Instructions for the task: Turn every line of the entries below into a JSON list of strings, one string per line, and skip blank lines. Leave the pictures out.

The data:
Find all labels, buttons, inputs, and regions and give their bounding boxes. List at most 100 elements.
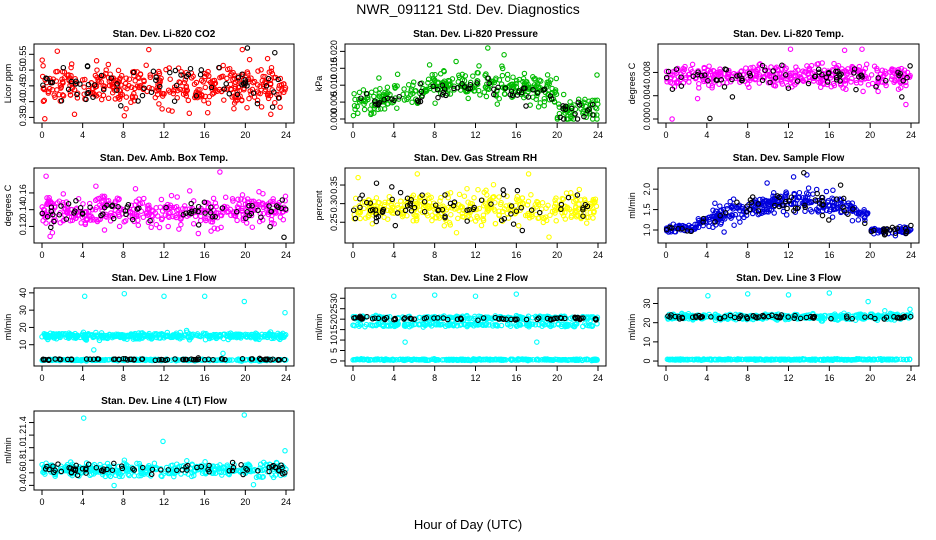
data-point: [391, 293, 397, 299]
data-point: [472, 293, 479, 299]
y-tick-label: 0: [642, 359, 652, 364]
data-point: [171, 98, 178, 104]
data-point: [590, 112, 596, 118]
data-point: [268, 111, 274, 118]
data-point: [204, 109, 211, 116]
data-point: [794, 78, 801, 84]
data-point: [678, 83, 685, 89]
data-point: [139, 92, 146, 99]
data-point: [161, 293, 167, 300]
data-point: [706, 214, 712, 221]
data-point: [249, 200, 256, 206]
data-point: [141, 78, 147, 85]
data-point: [135, 98, 141, 104]
data-point: [93, 183, 99, 189]
data-point: [547, 77, 554, 83]
data-point: [394, 71, 401, 78]
data-point: [208, 204, 214, 211]
data-point: [41, 97, 48, 104]
data-point: [531, 76, 537, 82]
data-point: [193, 79, 200, 86]
data-point: [246, 56, 253, 63]
data-point: [501, 216, 508, 222]
data-point: [563, 103, 569, 109]
data-point: [552, 200, 559, 207]
y-tick-label: 0.45: [18, 77, 28, 95]
data-point: [862, 217, 868, 224]
data-point: [384, 95, 391, 102]
data-point: [525, 198, 532, 205]
data-point: [752, 76, 759, 82]
data-point: [183, 73, 190, 80]
y-axis-label: ml/min: [3, 314, 13, 341]
data-point: [502, 85, 509, 91]
y-tick-label: 10: [329, 335, 339, 345]
data-point: [557, 114, 563, 121]
y-tick-label: 0.12: [18, 218, 28, 236]
data-point: [239, 46, 246, 53]
panel-title: Stan. Dev. Line 2 Flow: [423, 273, 528, 284]
data-point: [394, 105, 400, 111]
data-point: [547, 93, 554, 99]
data-point: [442, 192, 448, 198]
data-point: [196, 92, 203, 98]
data-point: [552, 210, 558, 216]
data-point: [787, 46, 794, 52]
data-point: [498, 199, 504, 206]
data-point: [417, 98, 424, 105]
data-point: [159, 106, 165, 112]
data-point: [103, 211, 109, 218]
y-tick-label: 0.000: [329, 108, 339, 131]
data-point: [790, 174, 797, 180]
data-point: [358, 97, 364, 104]
data-point: [478, 197, 485, 203]
data-point: [582, 96, 588, 103]
data-point: [169, 108, 175, 114]
data-point: [350, 207, 357, 213]
x-tick-label: 24: [906, 373, 916, 383]
data-point: [759, 62, 766, 69]
x-tick-label: 8: [432, 130, 437, 140]
data-point: [490, 181, 497, 188]
data-point: [258, 214, 264, 220]
data-point: [71, 111, 78, 118]
data-point: [478, 222, 485, 229]
x-tick-label: 20: [240, 250, 250, 260]
data-point: [434, 86, 441, 93]
data-point: [723, 66, 730, 73]
data-point: [826, 290, 833, 296]
data-point: [569, 105, 575, 112]
data-point: [456, 191, 463, 198]
plot-frame: [33, 287, 295, 367]
data-point: [400, 91, 406, 98]
data-point: [266, 203, 272, 209]
x-tick-label: 4: [391, 250, 396, 260]
data-point: [510, 81, 516, 88]
data-point: [239, 205, 245, 212]
data-point: [235, 196, 241, 203]
data-point: [516, 88, 522, 94]
data-point: [255, 68, 261, 74]
data-point: [201, 199, 208, 205]
x-tick-label: 24: [593, 130, 603, 140]
data-point: [480, 217, 487, 224]
data-point: [373, 218, 380, 225]
data-point: [480, 212, 487, 219]
data-point: [785, 76, 791, 82]
panel-4: Stan. Dev. Amb. Box Temp.degrees C0 4 8 12 1…: [3, 153, 295, 260]
data-point: [458, 203, 464, 210]
data-point: [411, 204, 418, 211]
data-point: [165, 107, 172, 113]
y-tick-label: 10: [642, 337, 652, 347]
data-point: [103, 67, 109, 73]
data-point: [891, 226, 898, 233]
data-point: [450, 202, 457, 209]
data-point: [492, 208, 498, 214]
data-point: [580, 213, 586, 219]
data-point: [389, 196, 395, 203]
data-point: [739, 206, 746, 212]
data-point: [98, 212, 104, 219]
data-point: [265, 75, 272, 82]
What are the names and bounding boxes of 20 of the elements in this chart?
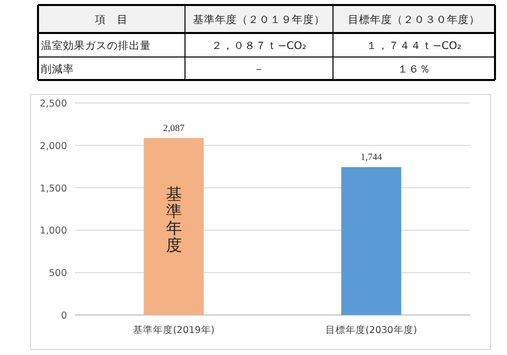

Reply to the task:
[
  "Find all labels, buttons, inputs, and regions and give their bounding boxes. List at most 100 elements.",
  "data-point: [391, 293, 397, 299]",
  "data-point: [472, 293, 479, 299]",
  "y-tick-label: 0: [642, 359, 652, 364]",
  "data-point: [171, 98, 178, 104]",
  "data-point: [590, 112, 596, 118]",
  "data-point: [268, 111, 274, 118]",
  "data-point: [204, 109, 211, 116]",
  "data-point: [794, 78, 801, 84]",
  "data-point: [678, 83, 685, 89]",
  "data-point: [139, 92, 146, 99]",
  "data-point: [161, 293, 167, 300]",
  "data-point: [706, 214, 712, 221]",
  "data-point: [249, 200, 256, 206]",
  "data-point: [141, 78, 147, 85]",
  "data-point: [135, 98, 141, 104]",
  "data-point: [93, 183, 99, 189]",
  "data-point: [547, 77, 554, 83]",
  "data-point: [394, 71, 401, 78]",
  "data-point: [208, 204, 214, 211]",
  "data-point: [41, 97, 48, 104]",
  "data-point: [531, 76, 537, 82]",
  "data-point: [193, 79, 200, 86]",
  "data-point: [246, 56, 253, 63]",
  "data-point: [501, 216, 508, 222]",
  "data-point: [563, 103, 569, 109]",
  "data-point: [552, 200, 559, 207]",
  "y-tick-label: 0.45: [18, 77, 28, 95]",
  "data-point: [862, 217, 868, 224]",
  "data-point: [384, 95, 391, 102]",
  "data-point: [525, 198, 532, 205]",
  "data-point: [752, 76, 759, 82]",
  "data-point: [183, 73, 190, 80]",
  "y-axis-label: ml/min: [3, 314, 13, 341]",
  "data-point: [502, 85, 509, 91]",
  "y-tick-label: 10: [329, 335, 339, 345]",
  "data-point: [557, 114, 563, 121]",
  "y-tick-label: 0.12: [18, 218, 28, 236]",
  "data-point: [239, 46, 246, 53]",
  "panel-title: Stan. Dev. Line 2 Flow: [423, 273, 528, 284]",
  "data-point: [394, 105, 400, 111]",
  "data-point: [547, 93, 554, 99]",
  "data-point: [442, 192, 448, 198]",
  "data-point: [196, 92, 203, 98]",
  "data-point: [552, 210, 558, 216]",
  "data-point: [787, 46, 794, 52]",
  "data-point: [498, 199, 504, 206]",
  "data-point: [417, 98, 424, 105]",
  "data-point: [159, 106, 165, 112]",
  "data-point: [103, 211, 109, 218]",
  "y-tick-label: 0.000: [329, 108, 339, 131]",
  "data-point: [790, 174, 797, 180]",
  "data-point: [358, 97, 364, 104]",
  "data-point: [478, 197, 485, 203]",
  "data-point: [582, 96, 588, 103]",
  "data-point: [169, 108, 175, 114]",
  "data-point: [350, 207, 357, 213]",
  "x-tick-label: 24: [906, 373, 916, 383]",
  "data-point: [759, 62, 766, 69]",
  "x-tick-label: 8: [432, 130, 437, 140]",
  "data-point: [490, 181, 497, 188]",
  "data-point: [258, 214, 264, 220]",
  "data-point: [71, 111, 78, 118]",
  "data-point: [478, 222, 485, 229]",
  "x-tick-label: 20: [240, 250, 250, 260]",
  "data-point: [434, 86, 441, 93]",
  "data-point: [723, 66, 730, 73]",
  "data-point: [826, 290, 833, 296]",
  "data-point: [569, 105, 575, 112]",
  "data-point: [456, 191, 463, 198]",
  "plot-frame: [33, 287, 295, 367]",
  "data-point: [400, 91, 406, 98]",
  "data-point: [266, 203, 272, 209]",
  "x-tick-label: 4: [391, 250, 396, 260]",
  "data-point: [510, 81, 516, 88]",
  "data-point: [239, 205, 245, 212]",
  "data-point: [235, 196, 241, 203]",
  "data-point: [516, 88, 522, 94]",
  "data-point: [255, 68, 261, 74]",
  "data-point: [201, 199, 208, 205]",
  "x-tick-label: 24: [593, 130, 603, 140]",
  "data-point: [480, 217, 487, 224]",
  "data-point: [373, 218, 380, 225]",
  "data-point: [480, 212, 487, 219]",
  "data-point: [785, 76, 791, 82]",
  "panel-4: Stan. Dev. Amb. Box Temp.degrees C0 4 8 12 1…: [3, 153, 295, 260]",
  "data-point: [458, 203, 464, 210]",
  "data-point: [411, 204, 418, 211]",
  "data-point: [165, 107, 172, 113]",
  "y-tick-label: 10: [642, 337, 652, 347]",
  "data-point: [103, 67, 109, 73]",
  "data-point: [891, 226, 898, 233]",
  "data-point: [450, 202, 457, 209]",
  "data-point: [492, 208, 498, 214]",
  "data-point: [580, 213, 586, 219]",
  "data-point: [389, 196, 395, 203]",
  "data-point: [739, 206, 746, 212]",
  "data-point: [98, 212, 104, 219]",
  "data-point: [265, 75, 272, 82]",
  "What are the names and bounding boxes of 20 of the elements in this chart?"
]